REQUIREMENTS:
Pull out the lines from the one containing "Read this page and output its text content." through the final line of the listing below and repeat them exactly. Leave the pictures behind.

TASK INPUT:
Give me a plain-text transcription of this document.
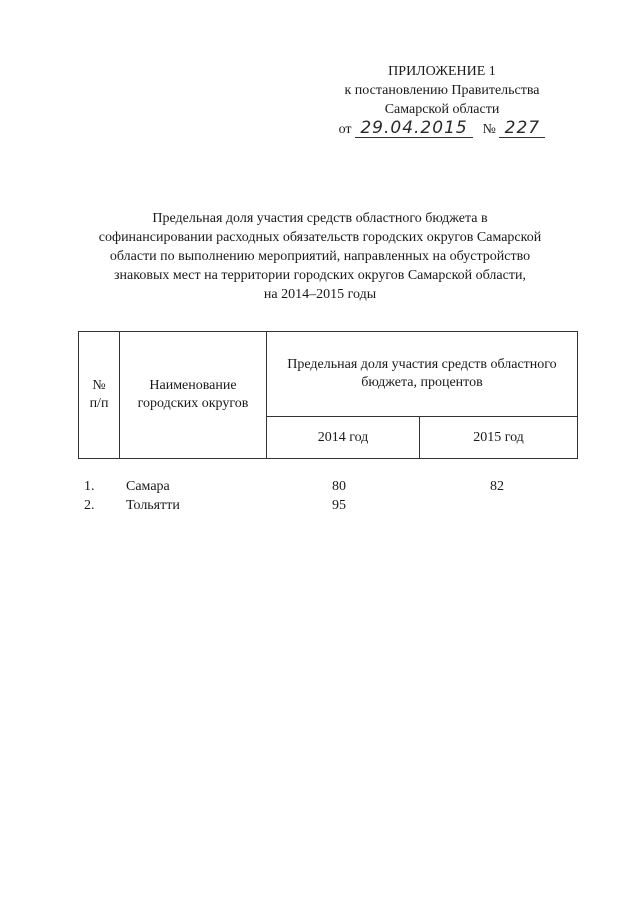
ПРИЛОЖЕНИЕ 1
к постановлению Правительства
Самарской области
от 29.04.2015 № 227
Предельная доля участия средств областного бюджета в
софинансировании расходных обязательств городских округов Самарской
области по выполнению мероприятий, направленных на обустройство
знаковых мест на территории городских округов Самарской области,
на 2014–2015 годы
№
п/п
Наименование
городских округов
Предельная доля участия средств областного
бюджета, процентов
2014 год	2015 год
1. Самара	80	82
2. Тольятти	95
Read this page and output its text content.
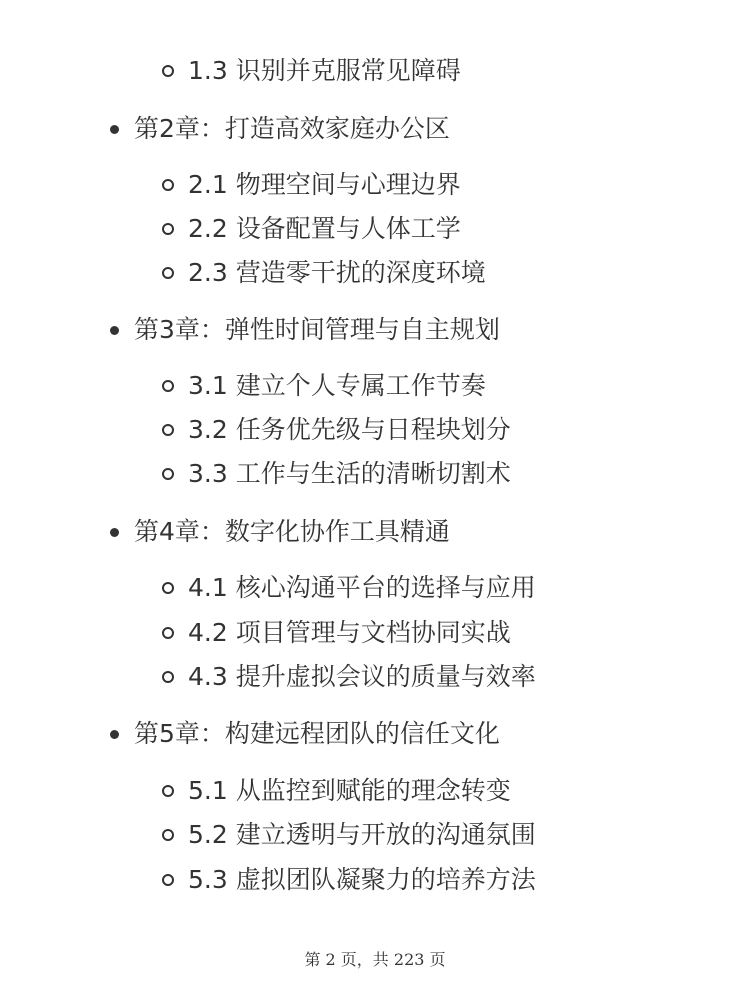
1.3 识别并克服常见障碍
第2章：打造高效家庭办公区
2.1 物理空间与心理边界
2.2 设备配置与人体工学
2.3 营造零干扰的深度环境
第3章：弹性时间管理与自主规划
3.1 建立个人专属工作节奏
3.2 任务优先级与日程块划分
3.3 工作与生活的清晰切割术
第4章：数字化协作工具精通
4.1 核心沟通平台的选择与应用
4.2 项目管理与文档协同实战
4.3 提升虚拟会议的质量与效率
第5章：构建远程团队的信任文化
5.1 从监控到赋能的理念转变
5.2 建立透明与开放的沟通氛围
5.3 虚拟团队凝聚力的培养方法
第 2 页，共 223 页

SOLUTION FOR THIS PROBLEM:
Read this page and output its text content.
1.3 识别并克服常见障碍
第2章：打造高效家庭办公区
2.1 物理空间与心理边界
2.2 设备配置与人体工学
2.3 营造零干扰的深度环境
第3章：弹性时间管理与自主规划
3.1 建立个人专属工作节奏
3.2 任务优先级与日程块划分
3.3 工作与生活的清晰切割术
第4章：数字化协作工具精通
4.1 核心沟通平台的选择与应用
4.2 项目管理与文档协同实战
4.3 提升虚拟会议的质量与效率
第5章：构建远程团队的信任文化
5.1 从监控到赋能的理念转变
5.2 建立透明与开放的沟通氛围
5.3 虚拟团队凝聚力的培养方法
第 2 页，共 223 页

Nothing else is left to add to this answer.